>>>
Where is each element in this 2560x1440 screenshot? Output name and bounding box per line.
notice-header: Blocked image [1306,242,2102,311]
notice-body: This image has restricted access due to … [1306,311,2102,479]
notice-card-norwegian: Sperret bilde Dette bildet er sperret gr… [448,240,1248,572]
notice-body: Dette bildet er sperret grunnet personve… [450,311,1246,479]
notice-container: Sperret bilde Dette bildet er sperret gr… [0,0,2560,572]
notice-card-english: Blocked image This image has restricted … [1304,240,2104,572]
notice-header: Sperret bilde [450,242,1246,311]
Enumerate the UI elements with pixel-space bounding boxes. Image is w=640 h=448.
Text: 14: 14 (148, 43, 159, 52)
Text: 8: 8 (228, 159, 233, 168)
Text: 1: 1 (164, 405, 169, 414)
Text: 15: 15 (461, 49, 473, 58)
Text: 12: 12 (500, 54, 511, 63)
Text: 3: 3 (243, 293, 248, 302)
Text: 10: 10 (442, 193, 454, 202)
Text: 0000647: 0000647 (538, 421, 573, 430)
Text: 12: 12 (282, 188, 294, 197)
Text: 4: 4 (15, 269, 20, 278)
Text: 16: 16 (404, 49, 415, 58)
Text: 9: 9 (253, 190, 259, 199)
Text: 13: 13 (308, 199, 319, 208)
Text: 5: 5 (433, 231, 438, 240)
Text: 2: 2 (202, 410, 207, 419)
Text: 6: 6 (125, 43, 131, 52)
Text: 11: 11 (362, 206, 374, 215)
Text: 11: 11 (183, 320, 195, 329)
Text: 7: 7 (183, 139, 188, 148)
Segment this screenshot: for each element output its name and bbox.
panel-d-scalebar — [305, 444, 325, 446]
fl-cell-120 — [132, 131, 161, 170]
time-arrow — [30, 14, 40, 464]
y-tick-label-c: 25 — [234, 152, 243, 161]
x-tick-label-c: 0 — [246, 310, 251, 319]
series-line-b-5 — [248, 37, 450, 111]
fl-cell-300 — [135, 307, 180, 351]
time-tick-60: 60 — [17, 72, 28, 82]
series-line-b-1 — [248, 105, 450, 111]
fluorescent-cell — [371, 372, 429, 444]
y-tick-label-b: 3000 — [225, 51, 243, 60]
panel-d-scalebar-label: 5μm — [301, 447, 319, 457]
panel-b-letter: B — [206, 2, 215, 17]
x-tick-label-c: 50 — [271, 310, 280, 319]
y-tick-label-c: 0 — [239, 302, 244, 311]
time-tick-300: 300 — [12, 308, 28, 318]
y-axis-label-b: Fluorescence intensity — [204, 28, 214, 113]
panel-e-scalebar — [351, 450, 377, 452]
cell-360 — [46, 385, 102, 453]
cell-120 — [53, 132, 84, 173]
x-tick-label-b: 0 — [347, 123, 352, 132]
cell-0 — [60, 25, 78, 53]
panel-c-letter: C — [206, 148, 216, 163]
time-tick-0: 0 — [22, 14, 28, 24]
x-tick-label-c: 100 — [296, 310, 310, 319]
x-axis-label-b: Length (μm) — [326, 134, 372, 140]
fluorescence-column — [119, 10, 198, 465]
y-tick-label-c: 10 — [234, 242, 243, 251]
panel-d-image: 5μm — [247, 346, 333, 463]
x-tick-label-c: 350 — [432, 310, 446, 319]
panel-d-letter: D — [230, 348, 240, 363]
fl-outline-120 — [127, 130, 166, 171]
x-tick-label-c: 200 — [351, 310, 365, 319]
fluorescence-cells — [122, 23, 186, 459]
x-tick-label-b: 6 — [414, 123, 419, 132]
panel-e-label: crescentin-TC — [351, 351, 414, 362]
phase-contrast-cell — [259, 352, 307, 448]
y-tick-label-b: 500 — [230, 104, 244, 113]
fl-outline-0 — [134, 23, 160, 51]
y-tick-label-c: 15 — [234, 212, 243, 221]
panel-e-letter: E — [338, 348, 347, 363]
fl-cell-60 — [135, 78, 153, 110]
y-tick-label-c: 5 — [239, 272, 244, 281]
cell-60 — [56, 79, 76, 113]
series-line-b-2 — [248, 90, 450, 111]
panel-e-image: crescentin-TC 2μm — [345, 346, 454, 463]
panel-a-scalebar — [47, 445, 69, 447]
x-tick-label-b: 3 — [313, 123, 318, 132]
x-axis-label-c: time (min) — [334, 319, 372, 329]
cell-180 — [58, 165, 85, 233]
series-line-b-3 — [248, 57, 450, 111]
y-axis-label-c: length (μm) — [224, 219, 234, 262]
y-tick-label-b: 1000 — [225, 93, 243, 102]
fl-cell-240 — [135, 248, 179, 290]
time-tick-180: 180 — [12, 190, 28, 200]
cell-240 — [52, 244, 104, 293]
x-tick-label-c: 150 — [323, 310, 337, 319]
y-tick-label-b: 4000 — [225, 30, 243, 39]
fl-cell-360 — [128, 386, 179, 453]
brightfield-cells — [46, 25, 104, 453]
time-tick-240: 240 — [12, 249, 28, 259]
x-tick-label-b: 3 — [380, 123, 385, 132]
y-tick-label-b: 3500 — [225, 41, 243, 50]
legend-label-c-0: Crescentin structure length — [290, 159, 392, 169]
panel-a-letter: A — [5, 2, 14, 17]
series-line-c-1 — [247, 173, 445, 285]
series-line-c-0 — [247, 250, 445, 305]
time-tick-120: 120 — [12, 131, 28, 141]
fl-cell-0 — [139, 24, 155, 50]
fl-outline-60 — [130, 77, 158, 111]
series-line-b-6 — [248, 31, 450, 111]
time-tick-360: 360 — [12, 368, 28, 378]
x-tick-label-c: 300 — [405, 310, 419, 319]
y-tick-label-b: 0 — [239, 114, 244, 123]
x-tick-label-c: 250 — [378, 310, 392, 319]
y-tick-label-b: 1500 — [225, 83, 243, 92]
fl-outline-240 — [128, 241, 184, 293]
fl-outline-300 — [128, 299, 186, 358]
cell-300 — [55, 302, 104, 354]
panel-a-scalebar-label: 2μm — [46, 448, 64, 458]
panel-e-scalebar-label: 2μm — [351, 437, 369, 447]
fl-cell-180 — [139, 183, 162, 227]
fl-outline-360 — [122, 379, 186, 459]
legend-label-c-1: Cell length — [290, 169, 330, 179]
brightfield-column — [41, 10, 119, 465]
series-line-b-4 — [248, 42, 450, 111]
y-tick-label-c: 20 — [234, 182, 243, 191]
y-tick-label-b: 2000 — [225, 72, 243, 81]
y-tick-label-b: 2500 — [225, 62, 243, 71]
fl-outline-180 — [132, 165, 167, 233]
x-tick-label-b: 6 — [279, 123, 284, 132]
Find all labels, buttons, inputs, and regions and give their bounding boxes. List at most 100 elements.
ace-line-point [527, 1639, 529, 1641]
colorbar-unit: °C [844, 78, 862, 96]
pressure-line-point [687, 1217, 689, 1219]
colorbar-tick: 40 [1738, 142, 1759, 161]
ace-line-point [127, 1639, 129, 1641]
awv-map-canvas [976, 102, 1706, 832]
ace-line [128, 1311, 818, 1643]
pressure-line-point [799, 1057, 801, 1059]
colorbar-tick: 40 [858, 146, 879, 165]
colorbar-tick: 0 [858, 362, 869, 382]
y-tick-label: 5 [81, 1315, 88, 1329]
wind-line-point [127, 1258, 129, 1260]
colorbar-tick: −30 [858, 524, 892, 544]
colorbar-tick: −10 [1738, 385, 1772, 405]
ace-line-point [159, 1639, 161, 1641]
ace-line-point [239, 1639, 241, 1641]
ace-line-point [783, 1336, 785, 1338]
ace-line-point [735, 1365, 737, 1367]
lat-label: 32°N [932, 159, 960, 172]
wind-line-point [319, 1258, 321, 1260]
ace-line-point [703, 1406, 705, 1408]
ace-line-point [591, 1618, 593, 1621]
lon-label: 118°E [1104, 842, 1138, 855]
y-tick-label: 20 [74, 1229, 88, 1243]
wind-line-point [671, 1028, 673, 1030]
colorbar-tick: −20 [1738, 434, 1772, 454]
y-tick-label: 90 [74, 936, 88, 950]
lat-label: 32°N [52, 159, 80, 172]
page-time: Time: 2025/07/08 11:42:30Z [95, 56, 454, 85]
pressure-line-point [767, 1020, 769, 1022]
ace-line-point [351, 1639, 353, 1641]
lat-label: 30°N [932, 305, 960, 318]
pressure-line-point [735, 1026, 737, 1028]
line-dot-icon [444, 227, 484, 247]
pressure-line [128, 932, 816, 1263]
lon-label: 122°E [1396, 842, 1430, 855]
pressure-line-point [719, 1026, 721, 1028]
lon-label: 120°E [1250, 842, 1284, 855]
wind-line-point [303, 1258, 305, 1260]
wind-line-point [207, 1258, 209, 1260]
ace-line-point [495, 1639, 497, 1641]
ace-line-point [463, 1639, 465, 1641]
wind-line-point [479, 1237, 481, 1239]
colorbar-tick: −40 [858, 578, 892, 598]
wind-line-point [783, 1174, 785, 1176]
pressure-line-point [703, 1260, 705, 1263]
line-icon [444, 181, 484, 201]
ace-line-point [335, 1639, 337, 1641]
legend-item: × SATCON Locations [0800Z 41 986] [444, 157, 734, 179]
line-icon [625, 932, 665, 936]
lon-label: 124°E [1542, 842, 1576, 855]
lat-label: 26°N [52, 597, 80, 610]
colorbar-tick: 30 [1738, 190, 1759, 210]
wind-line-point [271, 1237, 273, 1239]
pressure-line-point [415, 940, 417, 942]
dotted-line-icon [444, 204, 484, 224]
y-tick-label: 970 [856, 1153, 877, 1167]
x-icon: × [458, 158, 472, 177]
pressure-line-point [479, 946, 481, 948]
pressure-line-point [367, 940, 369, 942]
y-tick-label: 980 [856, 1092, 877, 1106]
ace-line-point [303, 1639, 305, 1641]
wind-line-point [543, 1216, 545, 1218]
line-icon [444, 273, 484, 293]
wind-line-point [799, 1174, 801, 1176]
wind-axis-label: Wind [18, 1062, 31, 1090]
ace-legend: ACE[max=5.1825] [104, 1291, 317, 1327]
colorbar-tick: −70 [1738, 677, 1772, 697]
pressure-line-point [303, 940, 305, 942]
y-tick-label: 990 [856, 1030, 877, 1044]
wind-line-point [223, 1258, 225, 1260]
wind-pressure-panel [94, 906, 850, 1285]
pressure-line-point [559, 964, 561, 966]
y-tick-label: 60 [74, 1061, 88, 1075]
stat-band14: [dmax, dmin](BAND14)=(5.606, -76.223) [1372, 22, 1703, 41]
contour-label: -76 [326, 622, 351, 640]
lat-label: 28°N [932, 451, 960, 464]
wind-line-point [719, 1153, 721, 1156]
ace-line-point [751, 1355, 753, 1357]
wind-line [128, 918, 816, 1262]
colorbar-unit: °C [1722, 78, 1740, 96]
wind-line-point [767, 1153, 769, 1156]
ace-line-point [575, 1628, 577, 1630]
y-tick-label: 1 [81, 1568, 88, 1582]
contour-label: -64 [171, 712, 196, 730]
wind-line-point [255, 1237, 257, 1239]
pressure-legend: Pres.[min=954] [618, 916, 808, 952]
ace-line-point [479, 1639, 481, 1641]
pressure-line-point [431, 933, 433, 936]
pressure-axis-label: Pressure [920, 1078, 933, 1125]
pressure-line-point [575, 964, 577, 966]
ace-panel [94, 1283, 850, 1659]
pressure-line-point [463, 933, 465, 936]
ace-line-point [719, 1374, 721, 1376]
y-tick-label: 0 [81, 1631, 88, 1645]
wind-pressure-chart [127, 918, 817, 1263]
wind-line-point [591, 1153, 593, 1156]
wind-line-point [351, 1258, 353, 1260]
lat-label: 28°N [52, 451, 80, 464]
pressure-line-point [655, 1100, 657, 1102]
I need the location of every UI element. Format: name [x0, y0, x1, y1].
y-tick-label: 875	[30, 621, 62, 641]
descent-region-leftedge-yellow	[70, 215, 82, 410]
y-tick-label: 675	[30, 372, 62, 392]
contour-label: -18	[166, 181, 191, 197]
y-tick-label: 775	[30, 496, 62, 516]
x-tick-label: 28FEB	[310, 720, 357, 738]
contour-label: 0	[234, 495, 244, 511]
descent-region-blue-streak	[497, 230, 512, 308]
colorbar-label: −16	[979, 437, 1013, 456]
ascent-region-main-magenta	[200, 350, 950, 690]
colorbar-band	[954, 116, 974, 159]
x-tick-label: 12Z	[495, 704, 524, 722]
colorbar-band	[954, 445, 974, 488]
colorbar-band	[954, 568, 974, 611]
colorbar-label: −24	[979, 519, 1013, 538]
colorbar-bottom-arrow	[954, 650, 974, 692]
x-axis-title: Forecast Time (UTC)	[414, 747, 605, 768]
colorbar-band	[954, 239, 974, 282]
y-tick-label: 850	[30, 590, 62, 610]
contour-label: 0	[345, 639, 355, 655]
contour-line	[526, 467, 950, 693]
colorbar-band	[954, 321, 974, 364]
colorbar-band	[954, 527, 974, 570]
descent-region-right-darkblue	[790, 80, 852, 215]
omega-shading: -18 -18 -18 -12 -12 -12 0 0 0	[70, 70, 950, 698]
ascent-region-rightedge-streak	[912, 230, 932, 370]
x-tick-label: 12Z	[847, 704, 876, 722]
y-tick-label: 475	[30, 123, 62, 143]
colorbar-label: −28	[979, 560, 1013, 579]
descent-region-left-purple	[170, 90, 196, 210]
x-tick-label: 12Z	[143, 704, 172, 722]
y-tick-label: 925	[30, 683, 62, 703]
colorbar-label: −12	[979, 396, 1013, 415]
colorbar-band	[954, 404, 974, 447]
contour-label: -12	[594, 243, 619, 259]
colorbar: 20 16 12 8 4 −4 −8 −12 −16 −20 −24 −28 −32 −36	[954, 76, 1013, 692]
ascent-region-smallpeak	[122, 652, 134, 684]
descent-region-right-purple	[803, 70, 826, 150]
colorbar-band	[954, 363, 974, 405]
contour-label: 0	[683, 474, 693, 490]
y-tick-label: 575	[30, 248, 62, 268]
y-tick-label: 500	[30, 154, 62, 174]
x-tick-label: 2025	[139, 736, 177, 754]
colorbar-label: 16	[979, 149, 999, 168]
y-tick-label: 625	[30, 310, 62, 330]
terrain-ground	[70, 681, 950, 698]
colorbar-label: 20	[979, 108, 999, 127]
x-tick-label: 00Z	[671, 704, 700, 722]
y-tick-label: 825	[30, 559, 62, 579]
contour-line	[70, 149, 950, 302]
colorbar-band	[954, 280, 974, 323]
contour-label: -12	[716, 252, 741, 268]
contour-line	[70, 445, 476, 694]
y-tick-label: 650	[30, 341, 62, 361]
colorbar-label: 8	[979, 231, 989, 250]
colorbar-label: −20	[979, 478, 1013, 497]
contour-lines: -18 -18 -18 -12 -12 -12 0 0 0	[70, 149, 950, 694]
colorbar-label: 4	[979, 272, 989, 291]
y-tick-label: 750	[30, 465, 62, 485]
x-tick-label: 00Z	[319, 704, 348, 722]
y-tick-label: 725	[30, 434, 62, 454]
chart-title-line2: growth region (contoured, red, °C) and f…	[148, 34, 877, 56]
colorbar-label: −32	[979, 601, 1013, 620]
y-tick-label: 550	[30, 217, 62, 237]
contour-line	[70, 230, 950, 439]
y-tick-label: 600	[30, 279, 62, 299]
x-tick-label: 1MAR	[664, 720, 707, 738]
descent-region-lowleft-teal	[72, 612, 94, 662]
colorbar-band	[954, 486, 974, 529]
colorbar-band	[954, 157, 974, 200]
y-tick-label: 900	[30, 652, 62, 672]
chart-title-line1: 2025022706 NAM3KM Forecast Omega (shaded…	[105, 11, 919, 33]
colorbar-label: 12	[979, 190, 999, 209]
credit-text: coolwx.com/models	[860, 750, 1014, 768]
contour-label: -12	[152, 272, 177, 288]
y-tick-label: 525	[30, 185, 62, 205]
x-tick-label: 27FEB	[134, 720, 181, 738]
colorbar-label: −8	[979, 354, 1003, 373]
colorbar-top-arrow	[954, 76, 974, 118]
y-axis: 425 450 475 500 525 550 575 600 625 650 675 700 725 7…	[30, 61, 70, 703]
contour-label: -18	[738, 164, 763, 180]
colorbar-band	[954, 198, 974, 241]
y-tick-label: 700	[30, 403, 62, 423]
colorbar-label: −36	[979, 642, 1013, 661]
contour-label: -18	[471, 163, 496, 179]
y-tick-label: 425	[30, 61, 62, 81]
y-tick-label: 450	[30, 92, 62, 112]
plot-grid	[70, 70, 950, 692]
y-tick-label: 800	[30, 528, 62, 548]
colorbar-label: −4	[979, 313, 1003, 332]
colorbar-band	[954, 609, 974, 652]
<<<
◆ **Task requirements**
Put the records from their start through the line containing "panel-e-scalebar — [351, 450, 377, 452]" into a Markdown table with the columns Row and Line, giving each line its row number and leaving out blank lines.

◆ **In response**
| Row | Line |
|---|---|
| 1 | Where is each element in this 2560x1440 screenshot? Output name and bounding box per line. |
| 2 | notice-header: Blocked image [1306,242,2102,311] |
| 3 | notice-body: This image has restricted access due to … [1306,311,2102,479] |
| 4 | notice-card-norwegian: Sperret bilde Dette bildet er sperret gr… [448,240,1248,572] |
| 5 | notice-body: Dette bildet er sperret grunnet personve… [450,311,1246,479] |
| 6 | notice-container: Sperret bilde Dette bildet er sperret gr… [0,0,2560,572] |
| 7 | notice-card-english: Blocked image This image has restricted … [1304,240,2104,572] |
| 8 | notice-header: Sperret bilde [450,242,1246,311] |
| 9 | Enumerate the UI elements with pixel-space bounding boxes. Image is w=640 h=448. |
| 10 | Text: 14: 14 (148, 43, 159, 52) |
| 11 | Text: 8: 8 (228, 159, 233, 168) |
| 12 | Text: 1: 1 (164, 405, 169, 414) |
| 13 | Text: 15: 15 (461, 49, 473, 58) |
| 14 | Text: 12: 12 (500, 54, 511, 63) |
| 15 | Text: 3: 3 (243, 293, 248, 302) |
| 16 | Text: 10: 10 (442, 193, 454, 202) |
| 17 | Text: 0000647: 0000647 (538, 421, 573, 430) |
| 18 | Text: 12: 12 (282, 188, 294, 197) |
| 19 | Text: 4: 4 (15, 269, 20, 278) |
| 20 | Text: 16: 16 (404, 49, 415, 58) |
| 21 | Text: 9: 9 (253, 190, 259, 199) |
| 22 | Text: 13: 13 (308, 199, 319, 208) |
| 23 | Text: 5: 5 (433, 231, 438, 240) |
| 24 | Text: 2: 2 (202, 410, 207, 419) |
| 25 | Text: 6: 6 (125, 43, 131, 52) |
| 26 | Text: 11: 11 (362, 206, 374, 215) |
| 27 | Text: 11: 11 (183, 320, 195, 329) |
| 28 | Text: 7: 7 (183, 139, 188, 148) |
| 29 | Segment this screenshot: for each element output its name and bbox. |
| 30 | panel-d-scalebar — [305, 444, 325, 446] |
| 31 | fl-cell-120 — [132, 131, 161, 170] |
| 32 | time-arrow — [30, 14, 40, 464] |
| 33 | y-tick-label-c: 25 — [234, 152, 243, 161] |
| 34 | x-tick-label-c: 0 — [246, 310, 251, 319] |
| 35 | series-line-b-5 — [248, 37, 450, 111] |
| 36 | fl-cell-300 — [135, 307, 180, 351] |
| 37 | time-tick-60: 60 — [17, 72, 28, 82] |
| 38 | series-line-b-1 — [248, 105, 450, 111] |
| 39 | fluorescent-cell — [371, 372, 429, 444] |
| 40 | y-tick-label-b: 3000 — [225, 51, 243, 60] |
| 41 | panel-d-scalebar-label: 5μm — [301, 447, 319, 457] |
| 42 | panel-b-letter: B — [206, 2, 215, 17] |
| 43 | x-tick-label-c: 50 — [271, 310, 280, 319] |
| 44 | y-tick-label-c: 0 — [239, 302, 244, 311] |
| 45 | time-tick-300: 300 — [12, 308, 28, 318] |
| 46 | y-axis-label-b: Fluorescence intensity — [204, 28, 214, 113] |
| 47 | panel-e-scalebar — [351, 450, 377, 452] |